## Recorded data
━━━━━━

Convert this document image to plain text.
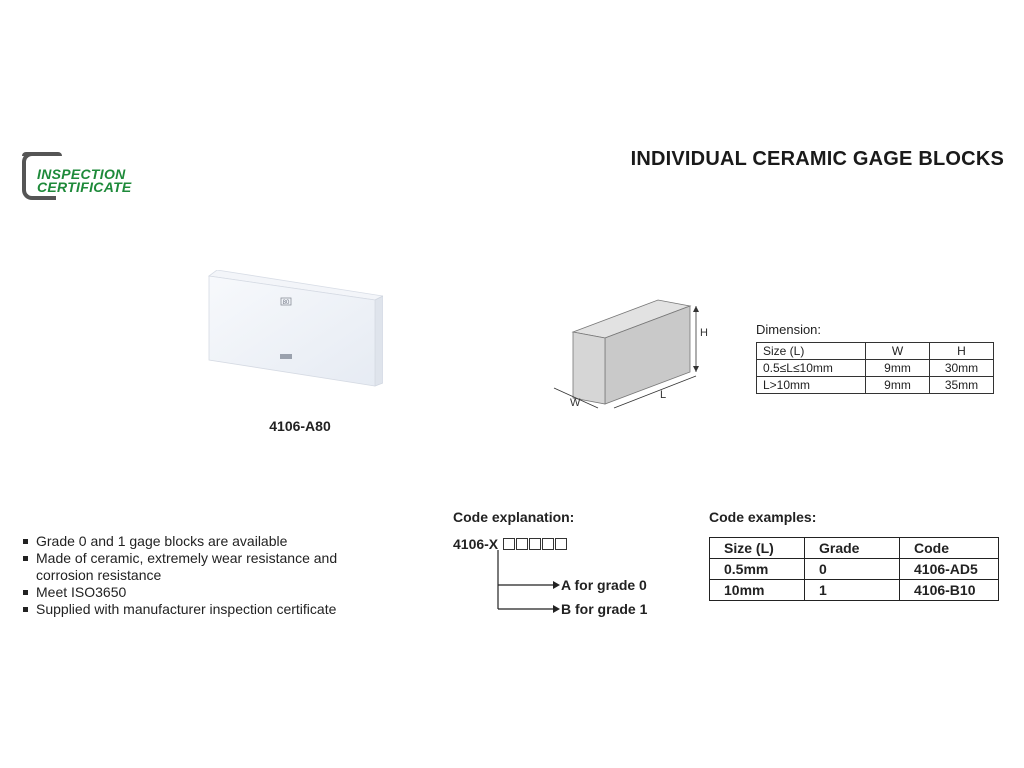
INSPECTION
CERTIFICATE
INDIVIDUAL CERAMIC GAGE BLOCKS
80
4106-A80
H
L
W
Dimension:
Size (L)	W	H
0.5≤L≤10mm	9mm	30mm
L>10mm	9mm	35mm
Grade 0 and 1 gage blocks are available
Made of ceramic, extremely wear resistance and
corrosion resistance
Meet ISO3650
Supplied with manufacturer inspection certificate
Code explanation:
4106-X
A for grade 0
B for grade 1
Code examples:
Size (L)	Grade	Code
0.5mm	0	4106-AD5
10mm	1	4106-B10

━━━━━━

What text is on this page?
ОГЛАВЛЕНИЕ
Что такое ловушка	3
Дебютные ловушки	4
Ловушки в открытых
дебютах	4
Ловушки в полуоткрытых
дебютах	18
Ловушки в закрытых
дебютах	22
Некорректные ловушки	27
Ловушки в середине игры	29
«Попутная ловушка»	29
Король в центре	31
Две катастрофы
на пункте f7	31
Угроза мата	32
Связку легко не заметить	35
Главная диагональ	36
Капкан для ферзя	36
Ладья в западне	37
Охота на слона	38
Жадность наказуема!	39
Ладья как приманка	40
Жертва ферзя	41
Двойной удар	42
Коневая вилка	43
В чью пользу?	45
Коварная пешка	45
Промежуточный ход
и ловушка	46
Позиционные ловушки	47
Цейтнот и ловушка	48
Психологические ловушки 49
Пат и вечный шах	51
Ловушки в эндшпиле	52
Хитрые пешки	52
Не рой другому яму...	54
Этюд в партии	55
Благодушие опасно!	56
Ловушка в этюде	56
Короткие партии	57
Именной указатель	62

━━━━━━

## The request
Copy every single line of the material above that holds "text".

## Solution to the exercise
Convert this document image to plain text.
What text is on this page?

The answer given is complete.